- Data lines
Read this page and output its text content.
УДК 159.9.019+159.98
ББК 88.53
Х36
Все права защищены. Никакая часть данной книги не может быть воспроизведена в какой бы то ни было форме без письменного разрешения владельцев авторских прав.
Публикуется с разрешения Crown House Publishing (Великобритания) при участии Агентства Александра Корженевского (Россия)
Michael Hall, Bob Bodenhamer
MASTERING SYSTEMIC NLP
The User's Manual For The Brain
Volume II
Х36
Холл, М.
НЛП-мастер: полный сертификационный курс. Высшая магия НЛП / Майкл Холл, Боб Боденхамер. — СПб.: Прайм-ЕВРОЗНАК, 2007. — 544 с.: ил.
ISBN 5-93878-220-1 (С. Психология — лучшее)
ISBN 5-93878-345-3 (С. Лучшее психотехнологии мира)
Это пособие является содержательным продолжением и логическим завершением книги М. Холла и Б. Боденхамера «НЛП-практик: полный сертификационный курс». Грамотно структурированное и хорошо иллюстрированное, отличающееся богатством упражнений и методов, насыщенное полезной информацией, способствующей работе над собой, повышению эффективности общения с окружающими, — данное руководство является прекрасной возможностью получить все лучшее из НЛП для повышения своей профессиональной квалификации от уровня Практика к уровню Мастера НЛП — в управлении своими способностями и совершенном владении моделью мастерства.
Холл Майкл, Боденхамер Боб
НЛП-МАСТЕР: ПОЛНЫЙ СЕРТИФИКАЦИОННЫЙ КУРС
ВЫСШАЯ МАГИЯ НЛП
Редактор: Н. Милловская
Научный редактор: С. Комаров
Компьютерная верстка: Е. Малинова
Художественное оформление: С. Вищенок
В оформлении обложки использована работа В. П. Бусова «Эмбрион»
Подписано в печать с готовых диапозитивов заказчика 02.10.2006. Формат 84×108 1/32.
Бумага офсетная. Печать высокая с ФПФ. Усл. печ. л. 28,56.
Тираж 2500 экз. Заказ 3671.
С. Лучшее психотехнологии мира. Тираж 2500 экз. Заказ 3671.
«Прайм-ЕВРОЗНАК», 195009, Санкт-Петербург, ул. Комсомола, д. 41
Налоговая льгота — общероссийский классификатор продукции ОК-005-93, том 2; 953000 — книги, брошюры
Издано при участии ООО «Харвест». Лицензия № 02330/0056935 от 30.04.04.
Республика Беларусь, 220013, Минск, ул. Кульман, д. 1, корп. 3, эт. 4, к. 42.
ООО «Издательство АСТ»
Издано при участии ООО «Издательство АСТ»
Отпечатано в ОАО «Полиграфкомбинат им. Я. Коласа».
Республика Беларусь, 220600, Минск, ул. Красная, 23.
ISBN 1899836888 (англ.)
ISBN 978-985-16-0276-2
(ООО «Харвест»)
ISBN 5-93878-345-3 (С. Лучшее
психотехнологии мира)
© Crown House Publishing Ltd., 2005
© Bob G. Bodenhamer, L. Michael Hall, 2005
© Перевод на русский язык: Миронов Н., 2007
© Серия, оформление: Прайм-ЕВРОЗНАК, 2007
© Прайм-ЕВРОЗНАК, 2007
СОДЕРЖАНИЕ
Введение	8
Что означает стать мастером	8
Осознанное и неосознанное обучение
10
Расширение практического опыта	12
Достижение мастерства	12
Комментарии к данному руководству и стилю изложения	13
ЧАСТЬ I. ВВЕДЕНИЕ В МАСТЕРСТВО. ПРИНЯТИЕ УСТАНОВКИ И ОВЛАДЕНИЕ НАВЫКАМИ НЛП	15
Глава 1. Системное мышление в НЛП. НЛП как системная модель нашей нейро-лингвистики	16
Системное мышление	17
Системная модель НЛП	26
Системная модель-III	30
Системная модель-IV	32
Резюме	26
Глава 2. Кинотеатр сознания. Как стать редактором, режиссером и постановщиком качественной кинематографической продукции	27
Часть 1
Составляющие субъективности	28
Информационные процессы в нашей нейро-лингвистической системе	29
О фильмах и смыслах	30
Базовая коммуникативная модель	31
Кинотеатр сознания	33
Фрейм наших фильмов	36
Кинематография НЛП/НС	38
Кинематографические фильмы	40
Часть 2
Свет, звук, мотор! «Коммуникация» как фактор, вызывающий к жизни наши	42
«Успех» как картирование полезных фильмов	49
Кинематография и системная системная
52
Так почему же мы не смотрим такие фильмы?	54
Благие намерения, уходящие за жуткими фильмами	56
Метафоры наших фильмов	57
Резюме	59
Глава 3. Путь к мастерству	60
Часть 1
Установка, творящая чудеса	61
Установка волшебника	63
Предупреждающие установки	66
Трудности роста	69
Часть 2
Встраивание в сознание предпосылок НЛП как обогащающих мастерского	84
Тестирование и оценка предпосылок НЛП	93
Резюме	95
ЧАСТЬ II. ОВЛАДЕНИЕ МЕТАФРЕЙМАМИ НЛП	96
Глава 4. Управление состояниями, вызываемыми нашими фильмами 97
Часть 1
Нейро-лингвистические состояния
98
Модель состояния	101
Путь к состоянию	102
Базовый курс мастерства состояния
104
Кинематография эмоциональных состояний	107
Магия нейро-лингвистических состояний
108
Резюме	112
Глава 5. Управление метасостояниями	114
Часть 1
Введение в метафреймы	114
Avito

- Exercise aim
Copy out the material above in its entirety. Every detail must match.

- Problem solution
Read this page and output its text content.
УДК 159.9.019+159.98
ББК 88.53
Х36
Все права защищены. Никакая часть данной книги не может быть воспроизведена в какой бы то ни было форме без письменного разрешения владельцев авторских прав.
Публикуется с разрешения Crown House Publishing (Великобритания) при участии Агентства Александра Корженевского (Россия)
Michael Hall, Bob Bodenhamer
MASTERING SYSTEMIC NLP
The User's Manual For The Brain
Volume II
Х36
Холл, М.
НЛП-мастер: полный сертификационный курс. Высшая магия НЛП / Майкл Холл, Боб Боденхамер. — СПб.: Прайм-ЕВРОЗНАК, 2007. — 544 с.: ил.
ISBN 5-93878-220-1 (С. Психология — лучшее)
ISBN 5-93878-345-3 (С. Лучшее психотехнологии мира)
Это пособие является содержательным продолжением и логическим завершением книги М. Холла и Б. Боденхамера «НЛП-практик: полный сертификационный курс». Грамотно структурированное и хорошо иллюстрированное, отличающееся богатством упражнений и методов, насыщенное полезной информацией, способствующей работе над собой, повышению эффективности общения с окружающими, — данное руководство является прекрасной возможностью получить все лучшее из НЛП для повышения своей профессиональной квалификации от уровня Практика к уровню Мастера НЛП — в управлении своими способностями и совершенном владении моделью мастерства.
Холл Майкл, Боденхамер Боб
НЛП-МАСТЕР: ПОЛНЫЙ СЕРТИФИКАЦИОННЫЙ КУРС
ВЫСШАЯ МАГИЯ НЛП
Редактор: Н. Милловская
Научный редактор: С. Комаров
Компьютерная верстка: Е. Малинова
Художественное оформление: С. Вищенок
В оформлении обложки использована работа В. П. Бусова «Эмбрион»
Подписано в печать с готовых диапозитивов заказчика 02.10.2006. Формат 84×108 1/32.
Бумага офсетная. Печать высокая с ФПФ. Усл. печ. л. 28,56.
Тираж 2500 экз. Заказ 3671.
С. Лучшее психотехнологии мира. Тираж 2500 экз. Заказ 3671.
«Прайм-ЕВРОЗНАК», 195009, Санкт-Петербург, ул. Комсомола, д. 41
Налоговая льгота — общероссийский классификатор продукции ОК-005-93, том 2; 953000 — книги, брошюры
Издано при участии ООО «Харвест». Лицензия № 02330/0056935 от 30.04.04.
Республика Беларусь, 220013, Минск, ул. Кульман, д. 1, корп. 3, эт. 4, к. 42.
ООО «Издательство АСТ»
Издано при участии ООО «Издательство АСТ»
Отпечатано в ОАО «Полиграфкомбинат им. Я. Коласа».
Республика Беларусь, 220600, Минск, ул. Красная, 23.
ISBN 1899836888 (англ.)
ISBN 978-985-16-0276-2
(ООО «Харвест»)
ISBN 5-93878-345-3 (С. Лучшее
психотехнологии мира)
© Crown House Publishing Ltd., 2005
© Bob G. Bodenhamer, L. Michael Hall, 2005
© Перевод на русский язык: Миронов Н., 2007
© Серия, оформление: Прайм-ЕВРОЗНАК, 2007
© Прайм-ЕВРОЗНАК, 2007
СОДЕРЖАНИЕ
Введение	8
Что означает стать мастером	8
Осознанное и неосознанное обучение
10
Расширение практического опыта	12
Достижение мастерства	12
Комментарии к данному руководству и стилю изложения	13
ЧАСТЬ I. ВВЕДЕНИЕ В МАСТЕРСТВО. ПРИНЯТИЕ УСТАНОВКИ И ОВЛАДЕНИЕ НАВЫКАМИ НЛП	15
Глава 1. Системное мышление в НЛП. НЛП как системная модель нашей нейро-лингвистики	16
Системное мышление	17
Системная модель НЛП	26
Системная модель-III	30
Системная модель-IV	32
Резюме	26
Глава 2. Кинотеатр сознания. Как стать редактором, режиссером и постановщиком качественной кинематографической продукции	27
Часть 1
Составляющие субъективности	28
Информационные процессы в нашей нейро-лингвистической системе	29
О фильмах и смыслах	30
Базовая коммуникативная модель	31
Кинотеатр сознания	33
Фрейм наших фильмов	36
Кинематография НЛП/НС	38
Кинематографические фильмы	40
Часть 2
Свет, звук, мотор! «Коммуникация» как фактор, вызывающий к жизни наши	42
«Успех» как картирование полезных фильмов	49
Кинематография и системная системная
52
Так почему же мы не смотрим такие фильмы?	54
Благие намерения, уходящие за жуткими фильмами	56
Метафоры наших фильмов	57
Резюме	59
Глава 3. Путь к мастерству	60
Часть 1
Установка, творящая чудеса	61
Установка волшебника	63
Предупреждающие установки	66
Трудности роста	69
Часть 2
Встраивание в сознание предпосылок НЛП как обогащающих мастерского	84
Тестирование и оценка предпосылок НЛП	93
Резюме	95
ЧАСТЬ II. ОВЛАДЕНИЕ МЕТАФРЕЙМАМИ НЛП	96
Глава 4. Управление состояниями, вызываемыми нашими фильмами 97
Часть 1
Нейро-лингвистические состояния
98
Модель состояния	101
Путь к состоянию	102
Базовый курс мастерства состояния
104
Кинематография эмоциональных состояний	107
Магия нейро-лингвистических состояний
108
Резюме	112
Глава 5. Управление метасостояниями	114
Часть 1
Введение в метафреймы	114
Avito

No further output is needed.